START SELECTION

[mira_talk] Re: Getting coverage by each technology per each contig

From: Martin MOKREJŠ <mmokrejs@xxxxxxxxx>
To: mira_talk@xxxxxxxxxxxxx
Date: Wed, 21 May 2014 21:18:32 +0200

Ehm, version with correct example output attached.

Martin MOKREJŠ wrote:
> Hi Bastien,
>   thank your for encouraging me to dive into this myself. ;) Was quite 
> simple. Attached is what
> I stitched in a half an hour, it works for my purpose although some bits 
> should be moved to
> separate functions. Anyway, if you want you can include it in the mira 
> bundle, unless you are going
> to write the "whole" thing yourself (which would be a good idea).
>   The numpy dependency is not ideal, for doing using median() and average() 
> it is not pretty. But
> in overall, it works.
> 
>   Would *_contigstats.txt contain one more column with the sequencing 
> technology abbreviated, things
> would have been even easier.
> 
> Martin
> 
> Bastien Chevreux wrote:
>> On 20 May 2014, at 12:27 , Martin MOKREJŠ <mmokrejs@xxxxxxxxx> wrote:
>>>  did anybody try to write some script to calculate how many reads were used 
>>> for each resulting contig? Or even better, getting coverage by each 
>>> technology for a given contig? I think it would be helpful to have these in 
>>> the resulting FASTA files. I think it was already mentioned on this list 
>>> but I just cannot find it.
>>
>> I do not remember seeing this on the list. I hope that this isn’t a sign of 
>> my memory starting to fail me … :-)
>>
>>>  What I am really after is to split the resulting contigs into those 
>>> specific to one or another technology. Looks mira_convert cannot do this 
>>> right away but I hope to collect the contig names first and then ask just 
>>> for them. So, in two executions could do the job I think.
>>
>> There is indeed nothing you could use out of the box from the MIRA package.
>>
>> The easiest solution I can come up with atm is if you parse the contigreads 
>> file in the info directory and categorise reads using a hopefully common 
>> name identifier per technology. That would enable you to create lists of 
>> contigs which are formed by one technology only (or predominantly by one 
>> technology if you want).
>>
>> If that does not work for you, then you would need to parse the MAF file.

END SELECTION

## WRITTEN INSTRUCTION 1
In the contig coverage thread, which dependency does Martin call not ideal?
## WRITTEN INSTRUCTION 2
Rewrite everything from "Ehm, version with" down to "median() and average()" in the contig coverage thread, replacing "half an hour" with "one evening".

START DATASET EXTRACT

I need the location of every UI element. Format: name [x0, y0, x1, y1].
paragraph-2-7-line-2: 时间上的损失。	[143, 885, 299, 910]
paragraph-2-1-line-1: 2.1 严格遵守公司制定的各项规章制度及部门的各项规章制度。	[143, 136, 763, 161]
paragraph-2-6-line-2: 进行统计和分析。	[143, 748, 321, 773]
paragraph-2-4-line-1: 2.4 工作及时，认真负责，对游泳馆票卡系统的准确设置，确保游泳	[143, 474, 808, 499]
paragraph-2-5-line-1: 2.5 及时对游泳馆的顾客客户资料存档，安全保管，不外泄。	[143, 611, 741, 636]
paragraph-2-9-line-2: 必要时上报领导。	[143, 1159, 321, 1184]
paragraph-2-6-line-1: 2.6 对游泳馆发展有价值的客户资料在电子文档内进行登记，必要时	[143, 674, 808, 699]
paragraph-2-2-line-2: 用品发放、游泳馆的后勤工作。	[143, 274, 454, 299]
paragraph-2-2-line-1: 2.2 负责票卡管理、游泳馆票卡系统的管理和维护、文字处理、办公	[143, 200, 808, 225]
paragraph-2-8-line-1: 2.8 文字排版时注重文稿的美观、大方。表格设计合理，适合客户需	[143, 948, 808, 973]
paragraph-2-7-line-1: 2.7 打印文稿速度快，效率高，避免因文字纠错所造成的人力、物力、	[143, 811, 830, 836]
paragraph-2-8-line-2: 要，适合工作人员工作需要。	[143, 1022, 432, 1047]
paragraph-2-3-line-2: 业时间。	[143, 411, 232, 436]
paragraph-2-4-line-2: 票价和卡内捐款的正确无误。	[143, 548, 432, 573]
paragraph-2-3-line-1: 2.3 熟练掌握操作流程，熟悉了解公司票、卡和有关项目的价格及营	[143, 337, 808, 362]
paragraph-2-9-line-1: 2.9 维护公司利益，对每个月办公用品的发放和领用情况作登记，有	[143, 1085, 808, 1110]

END DATASET EXTRACT
START DATASET EXTRACT

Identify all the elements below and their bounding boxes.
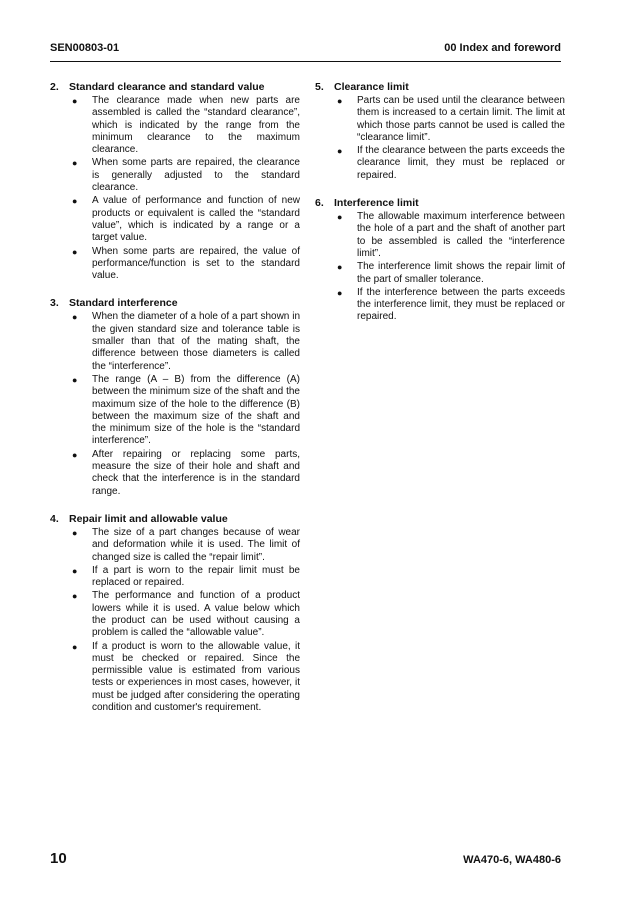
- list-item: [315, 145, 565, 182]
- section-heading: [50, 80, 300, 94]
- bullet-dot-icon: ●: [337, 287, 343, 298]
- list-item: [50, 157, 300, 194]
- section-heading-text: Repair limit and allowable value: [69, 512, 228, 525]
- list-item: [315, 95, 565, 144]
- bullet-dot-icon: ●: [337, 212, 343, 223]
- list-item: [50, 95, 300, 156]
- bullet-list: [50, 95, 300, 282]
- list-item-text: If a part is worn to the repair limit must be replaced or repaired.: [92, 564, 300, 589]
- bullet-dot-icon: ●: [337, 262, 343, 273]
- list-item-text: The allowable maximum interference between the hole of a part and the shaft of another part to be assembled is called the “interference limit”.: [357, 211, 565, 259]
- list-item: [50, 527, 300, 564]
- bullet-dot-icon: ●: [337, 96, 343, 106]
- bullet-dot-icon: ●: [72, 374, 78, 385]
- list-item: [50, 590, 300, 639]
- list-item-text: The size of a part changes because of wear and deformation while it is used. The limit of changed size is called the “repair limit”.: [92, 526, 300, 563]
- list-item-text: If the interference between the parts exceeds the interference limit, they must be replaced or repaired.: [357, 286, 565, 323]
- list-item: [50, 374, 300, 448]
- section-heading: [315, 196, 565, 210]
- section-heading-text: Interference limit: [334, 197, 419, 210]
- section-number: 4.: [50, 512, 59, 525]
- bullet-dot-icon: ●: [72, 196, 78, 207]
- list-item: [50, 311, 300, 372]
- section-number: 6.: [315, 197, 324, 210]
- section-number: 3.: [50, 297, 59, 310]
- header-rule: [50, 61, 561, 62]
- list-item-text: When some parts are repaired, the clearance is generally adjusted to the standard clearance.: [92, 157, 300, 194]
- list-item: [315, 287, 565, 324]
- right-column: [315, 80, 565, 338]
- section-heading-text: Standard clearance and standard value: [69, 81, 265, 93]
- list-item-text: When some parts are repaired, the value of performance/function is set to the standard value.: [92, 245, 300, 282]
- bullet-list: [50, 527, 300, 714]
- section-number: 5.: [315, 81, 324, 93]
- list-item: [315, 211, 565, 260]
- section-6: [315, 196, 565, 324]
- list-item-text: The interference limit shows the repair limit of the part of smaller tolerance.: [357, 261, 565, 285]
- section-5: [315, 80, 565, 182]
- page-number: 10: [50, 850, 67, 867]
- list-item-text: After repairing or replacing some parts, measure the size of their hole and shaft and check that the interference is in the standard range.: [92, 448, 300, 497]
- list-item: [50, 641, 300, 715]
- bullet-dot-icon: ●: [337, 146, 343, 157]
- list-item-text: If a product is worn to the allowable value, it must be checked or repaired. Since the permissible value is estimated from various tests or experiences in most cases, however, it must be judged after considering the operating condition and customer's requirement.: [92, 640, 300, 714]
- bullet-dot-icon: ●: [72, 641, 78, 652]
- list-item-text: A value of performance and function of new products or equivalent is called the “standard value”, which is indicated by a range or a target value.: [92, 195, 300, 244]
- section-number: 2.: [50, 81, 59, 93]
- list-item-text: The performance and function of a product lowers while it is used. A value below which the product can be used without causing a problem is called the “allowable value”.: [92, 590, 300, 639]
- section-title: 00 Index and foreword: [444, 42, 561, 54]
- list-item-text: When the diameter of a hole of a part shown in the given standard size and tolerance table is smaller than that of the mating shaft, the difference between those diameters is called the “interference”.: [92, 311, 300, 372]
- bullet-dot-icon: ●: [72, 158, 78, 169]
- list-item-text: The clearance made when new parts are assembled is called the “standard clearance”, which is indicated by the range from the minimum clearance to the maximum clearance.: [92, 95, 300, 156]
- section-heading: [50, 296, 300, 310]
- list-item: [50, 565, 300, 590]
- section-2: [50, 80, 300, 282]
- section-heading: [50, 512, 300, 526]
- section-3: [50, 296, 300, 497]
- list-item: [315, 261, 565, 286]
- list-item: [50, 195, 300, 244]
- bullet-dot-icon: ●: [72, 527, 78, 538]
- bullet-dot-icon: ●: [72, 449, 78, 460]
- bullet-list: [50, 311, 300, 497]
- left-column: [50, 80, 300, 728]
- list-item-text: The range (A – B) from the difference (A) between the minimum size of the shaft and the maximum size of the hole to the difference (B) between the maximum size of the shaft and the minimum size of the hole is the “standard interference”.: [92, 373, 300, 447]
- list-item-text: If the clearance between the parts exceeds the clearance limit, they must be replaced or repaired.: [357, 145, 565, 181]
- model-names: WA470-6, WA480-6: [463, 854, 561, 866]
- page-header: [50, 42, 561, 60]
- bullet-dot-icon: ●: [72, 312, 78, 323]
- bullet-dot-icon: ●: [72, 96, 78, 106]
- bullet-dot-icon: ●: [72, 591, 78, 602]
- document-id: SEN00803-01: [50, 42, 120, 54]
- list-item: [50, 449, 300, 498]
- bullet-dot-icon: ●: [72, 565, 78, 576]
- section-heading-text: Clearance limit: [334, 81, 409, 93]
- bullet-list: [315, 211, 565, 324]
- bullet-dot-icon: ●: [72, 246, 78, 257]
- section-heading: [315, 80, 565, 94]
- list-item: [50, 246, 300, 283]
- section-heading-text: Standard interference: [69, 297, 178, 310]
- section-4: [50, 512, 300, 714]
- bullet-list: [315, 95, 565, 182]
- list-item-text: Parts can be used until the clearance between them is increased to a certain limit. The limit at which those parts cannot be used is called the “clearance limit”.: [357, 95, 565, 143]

END DATASET EXTRACT

## TASK OUTPUT 1
The numpy dependency.

## TASK OUTPUT 2
Ehm, version with correct example output attached.

Martin MOKREJŠ wrote:
> Hi Bastien,
>   thank your for encouraging me to dive into this myself. ;) Was quite 
> simple. Attached is what
> I stitched in a one evening, it works for my purpose although some bits 
> should be moved to
> separate functions. Anyway, if you want you can include it in the mira 
> bundle, unless you are going
> to write the "whole" thing yourself (which would be a good idea).
>   The numpy dependency is not ideal, for doing using median() and average()